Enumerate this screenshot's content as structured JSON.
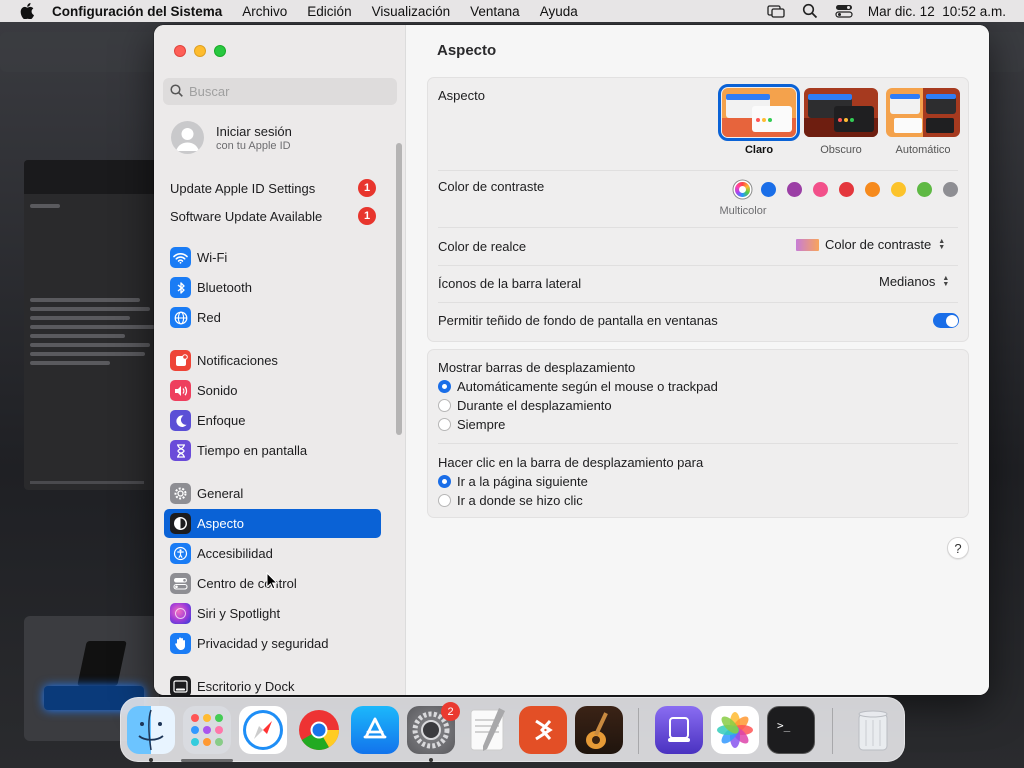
{
  "menubar": {
    "app_name": "Configuración del Sistema",
    "menus": [
      "Archivo",
      "Edición",
      "Visualización",
      "Ventana",
      "Ayuda"
    ],
    "clock": "Mar dic. 12  10:52 a.m."
  },
  "sidebar": {
    "search_placeholder": "Buscar",
    "account": {
      "title": "Iniciar sesión",
      "subtitle": "con tu Apple ID"
    },
    "notices": [
      {
        "label": "Update Apple ID Settings",
        "badge": "1"
      },
      {
        "label": "Software Update Available",
        "badge": "1"
      }
    ],
    "items": [
      {
        "label": "Wi-Fi",
        "icon": "wifi-icon",
        "color": "#1a7cf5"
      },
      {
        "label": "Bluetooth",
        "icon": "bluetooth-icon",
        "color": "#1a7cf5"
      },
      {
        "label": "Red",
        "icon": "globe-icon",
        "color": "#1a7cf5"
      },
      {
        "label": "Notificaciones",
        "icon": "bell-icon",
        "color": "#ee4437"
      },
      {
        "label": "Sonido",
        "icon": "speaker-icon",
        "color": "#ee3f5e"
      },
      {
        "label": "Enfoque",
        "icon": "moon-icon",
        "color": "#5b4fd6"
      },
      {
        "label": "Tiempo en pantalla",
        "icon": "hourglass-icon",
        "color": "#6a4bd9"
      },
      {
        "label": "General",
        "icon": "gear-icon",
        "color": "#8e8e93"
      },
      {
        "label": "Aspecto",
        "icon": "appearance-icon",
        "color": "#1c1c1e"
      },
      {
        "label": "Accesibilidad",
        "icon": "accessibility-icon",
        "color": "#1a7cf5"
      },
      {
        "label": "Centro de control",
        "icon": "control-center-icon",
        "color": "#8e8e93"
      },
      {
        "label": "Siri y Spotlight",
        "icon": "siri-icon",
        "color": "#a03cd8"
      },
      {
        "label": "Privacidad y seguridad",
        "icon": "hand-icon",
        "color": "#1a7cf5"
      },
      {
        "label": "Escritorio y Dock",
        "icon": "dock-icon",
        "color": "#1c1c1e"
      }
    ]
  },
  "content": {
    "title": "Aspecto",
    "appearance": {
      "label": "Aspecto",
      "options": [
        {
          "label": "Claro",
          "selected": true
        },
        {
          "label": "Obscuro",
          "selected": false
        },
        {
          "label": "Automático",
          "selected": false
        }
      ]
    },
    "accent": {
      "label": "Color de contraste",
      "selected_name": "Multicolor",
      "colors": [
        "#multicolor",
        "#1a6ee8",
        "#9b3fa5",
        "#f2508a",
        "#e4373d",
        "#f68a1d",
        "#fcc32b",
        "#5fb944",
        "#8e8e93"
      ]
    },
    "highlight": {
      "label": "Color de realce",
      "value": "Color de contraste"
    },
    "sidebar_icons": {
      "label": "Íconos de la barra lateral",
      "value": "Medianos"
    },
    "tinting": {
      "label": "Permitir teñido de fondo de pantalla en ventanas",
      "on": true
    },
    "scrollbars": {
      "label": "Mostrar barras de desplazamiento",
      "options": [
        {
          "label": "Automáticamente según el mouse o trackpad",
          "selected": true
        },
        {
          "label": "Durante el desplazamiento",
          "selected": false
        },
        {
          "label": "Siempre",
          "selected": false
        }
      ]
    },
    "click_scroll": {
      "label": "Hacer clic en la barra de desplazamiento para",
      "options": [
        {
          "label": "Ir a la página siguiente",
          "selected": true
        },
        {
          "label": "Ir a donde se hizo clic",
          "selected": false
        }
      ]
    },
    "help": "?"
  },
  "dock": {
    "apps": [
      "finder-icon",
      "launchpad-icon",
      "safari-icon",
      "chrome-icon",
      "app-store-icon",
      "system-settings-icon",
      "textedit-icon",
      "remote-desktop-icon",
      "garageband-icon",
      "apple-configurator-icon",
      "photos-icon",
      "terminal-icon",
      "trash-icon"
    ],
    "settings_badge": "2"
  }
}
========================
Objective
List all lines from the entries that include the word "pantalla".

Full answer
        "label": "Tiempo en pantalla",
      "label": "Permitir teñido de fondo de pantalla en ventanas",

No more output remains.